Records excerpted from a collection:
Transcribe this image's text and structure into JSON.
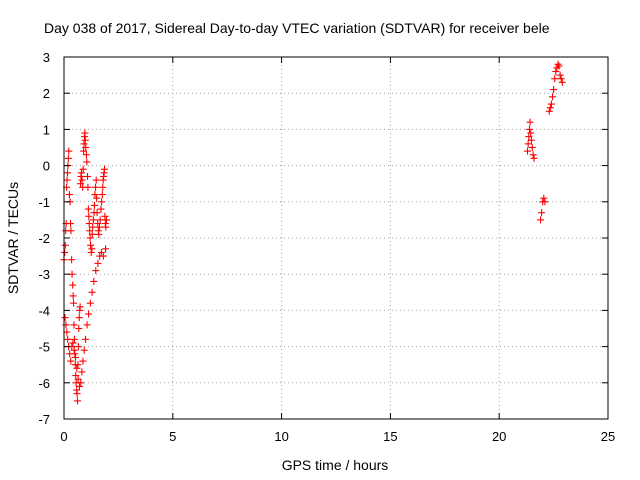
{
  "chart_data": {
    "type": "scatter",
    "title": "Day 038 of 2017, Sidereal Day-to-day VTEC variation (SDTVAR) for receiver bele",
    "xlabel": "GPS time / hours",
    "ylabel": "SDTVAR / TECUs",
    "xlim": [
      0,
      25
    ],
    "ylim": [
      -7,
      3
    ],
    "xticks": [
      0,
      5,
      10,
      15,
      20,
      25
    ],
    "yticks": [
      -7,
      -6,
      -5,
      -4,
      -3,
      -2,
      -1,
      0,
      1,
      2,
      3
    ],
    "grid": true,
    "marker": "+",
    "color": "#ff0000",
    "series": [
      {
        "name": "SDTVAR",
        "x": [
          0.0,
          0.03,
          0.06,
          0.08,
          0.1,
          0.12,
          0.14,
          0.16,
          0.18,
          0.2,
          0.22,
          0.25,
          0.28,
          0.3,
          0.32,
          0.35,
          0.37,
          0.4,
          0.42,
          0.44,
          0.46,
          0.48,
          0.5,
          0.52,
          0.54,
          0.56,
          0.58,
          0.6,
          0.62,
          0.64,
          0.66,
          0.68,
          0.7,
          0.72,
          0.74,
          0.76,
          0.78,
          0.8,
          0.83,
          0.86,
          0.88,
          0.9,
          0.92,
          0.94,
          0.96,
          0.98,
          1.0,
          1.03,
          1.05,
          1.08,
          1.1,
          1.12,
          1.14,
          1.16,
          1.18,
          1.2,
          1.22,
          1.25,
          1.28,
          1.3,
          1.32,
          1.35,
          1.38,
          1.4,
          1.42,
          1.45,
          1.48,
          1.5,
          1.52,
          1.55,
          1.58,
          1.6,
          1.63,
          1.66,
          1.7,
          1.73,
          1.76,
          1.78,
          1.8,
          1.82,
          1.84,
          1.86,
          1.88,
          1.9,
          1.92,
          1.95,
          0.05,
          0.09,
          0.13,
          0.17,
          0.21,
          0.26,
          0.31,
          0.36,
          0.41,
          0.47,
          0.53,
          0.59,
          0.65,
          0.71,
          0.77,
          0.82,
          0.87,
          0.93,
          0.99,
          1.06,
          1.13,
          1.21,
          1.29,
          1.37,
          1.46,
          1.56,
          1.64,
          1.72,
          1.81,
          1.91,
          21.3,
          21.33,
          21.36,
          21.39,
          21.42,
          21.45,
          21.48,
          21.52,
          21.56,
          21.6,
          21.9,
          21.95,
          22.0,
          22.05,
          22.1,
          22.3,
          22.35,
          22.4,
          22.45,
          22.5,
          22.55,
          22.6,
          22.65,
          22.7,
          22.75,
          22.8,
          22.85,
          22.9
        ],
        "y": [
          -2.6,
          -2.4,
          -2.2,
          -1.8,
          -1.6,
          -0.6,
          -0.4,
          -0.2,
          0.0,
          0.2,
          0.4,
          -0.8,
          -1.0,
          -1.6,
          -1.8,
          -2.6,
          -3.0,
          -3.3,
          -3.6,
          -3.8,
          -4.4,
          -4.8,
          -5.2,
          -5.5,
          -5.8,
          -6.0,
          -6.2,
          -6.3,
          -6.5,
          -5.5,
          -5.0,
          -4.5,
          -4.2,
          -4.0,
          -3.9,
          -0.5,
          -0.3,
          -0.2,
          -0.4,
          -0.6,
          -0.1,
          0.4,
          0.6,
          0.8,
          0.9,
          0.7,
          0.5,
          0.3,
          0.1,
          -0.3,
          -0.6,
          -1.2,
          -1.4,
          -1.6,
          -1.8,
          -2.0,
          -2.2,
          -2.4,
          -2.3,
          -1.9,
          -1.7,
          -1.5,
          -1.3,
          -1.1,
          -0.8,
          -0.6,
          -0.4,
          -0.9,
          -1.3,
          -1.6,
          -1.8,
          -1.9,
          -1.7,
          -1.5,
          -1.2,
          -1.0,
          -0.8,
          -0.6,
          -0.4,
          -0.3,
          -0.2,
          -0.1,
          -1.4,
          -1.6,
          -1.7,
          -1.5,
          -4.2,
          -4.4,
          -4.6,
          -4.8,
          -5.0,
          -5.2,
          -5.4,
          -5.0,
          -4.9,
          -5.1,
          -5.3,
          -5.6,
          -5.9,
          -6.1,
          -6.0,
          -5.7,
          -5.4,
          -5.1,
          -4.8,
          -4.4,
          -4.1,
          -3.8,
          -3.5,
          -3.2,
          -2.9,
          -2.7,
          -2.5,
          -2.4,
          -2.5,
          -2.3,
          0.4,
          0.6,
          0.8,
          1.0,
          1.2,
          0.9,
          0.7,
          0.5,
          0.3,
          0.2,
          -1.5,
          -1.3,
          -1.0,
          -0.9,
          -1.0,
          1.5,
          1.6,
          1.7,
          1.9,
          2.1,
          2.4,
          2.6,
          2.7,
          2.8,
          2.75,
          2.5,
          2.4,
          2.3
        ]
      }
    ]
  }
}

INSTRUCTION:
Copy every line of the records above that contains "SDTVAR".

RESULT OF THE TASK:
    "title": "Day 038 of 2017, Sidereal Day-to-day VTEC variation (SDTVAR) for receiver bele",
    "ylabel": "SDTVAR / TECUs",
        "name": "SDTVAR",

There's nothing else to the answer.